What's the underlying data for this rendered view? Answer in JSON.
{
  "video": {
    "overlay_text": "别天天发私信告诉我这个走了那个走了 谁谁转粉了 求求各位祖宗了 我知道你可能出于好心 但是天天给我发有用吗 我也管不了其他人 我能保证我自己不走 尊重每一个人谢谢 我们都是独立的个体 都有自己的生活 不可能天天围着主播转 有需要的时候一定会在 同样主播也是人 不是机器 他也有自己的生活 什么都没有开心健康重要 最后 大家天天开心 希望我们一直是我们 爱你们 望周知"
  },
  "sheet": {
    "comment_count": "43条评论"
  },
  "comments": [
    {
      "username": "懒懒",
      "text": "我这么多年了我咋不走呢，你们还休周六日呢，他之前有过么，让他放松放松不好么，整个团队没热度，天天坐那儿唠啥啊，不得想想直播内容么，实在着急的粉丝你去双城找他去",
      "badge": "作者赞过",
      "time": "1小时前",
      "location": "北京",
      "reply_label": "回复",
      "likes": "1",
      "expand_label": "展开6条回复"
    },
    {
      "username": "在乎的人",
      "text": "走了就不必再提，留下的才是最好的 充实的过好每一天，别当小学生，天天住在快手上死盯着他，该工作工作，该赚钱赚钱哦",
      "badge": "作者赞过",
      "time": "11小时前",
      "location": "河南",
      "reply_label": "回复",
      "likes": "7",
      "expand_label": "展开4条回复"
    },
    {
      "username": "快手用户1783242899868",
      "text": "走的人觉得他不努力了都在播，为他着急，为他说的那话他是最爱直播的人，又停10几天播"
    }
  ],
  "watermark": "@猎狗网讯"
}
····················
§ **Set problem**: Output the data above exactly, please, line for line.

§ **The reply**:
What's the underlying data for this rendered view? Answer in JSON.
{
  "video": {
    "overlay_text": "别天天发私信告诉我这个走了那个走了 谁谁转粉了 求求各位祖宗了 我知道你可能出于好心 但是天天给我发有用吗 我也管不了其他人 我能保证我自己不走 尊重每一个人谢谢 我们都是独立的个体 都有自己的生活 不可能天天围着主播转 有需要的时候一定会在 同样主播也是人 不是机器 他也有自己的生活 什么都没有开心健康重要 最后 大家天天开心 希望我们一直是我们 爱你们 望周知"
  },
  "sheet": {
    "comment_count": "43条评论"
  },
  "comments": [
    {
      "username": "懒懒",
      "text": "我这么多年了我咋不走呢，你们还休周六日呢，他之前有过么，让他放松放松不好么，整个团队没热度，天天坐那儿唠啥啊，不得想想直播内容么，实在着急的粉丝你去双城找他去",
      "badge": "作者赞过",
      "time": "1小时前",
      "location": "北京",
      "reply_label": "回复",
      "likes": "1",
      "expand_label": "展开6条回复"
    },
    {
      "username": "在乎的人",
      "text": "走了就不必再提，留下的才是最好的 充实的过好每一天，别当小学生，天天住在快手上死盯着他，该工作工作，该赚钱赚钱哦",
      "badge": "作者赞过",
      "time": "11小时前",
      "location": "河南",
      "reply_label": "回复",
      "likes": "7",
      "expand_label": "展开4条回复"
    },
    {
      "username": "快手用户1783242899868",
      "text": "走的人觉得他不努力了都在播，为他着急，为他说的那话他是最爱直播的人，又停10几天播"
    }
  ],
  "watermark": "@猎狗网讯"
}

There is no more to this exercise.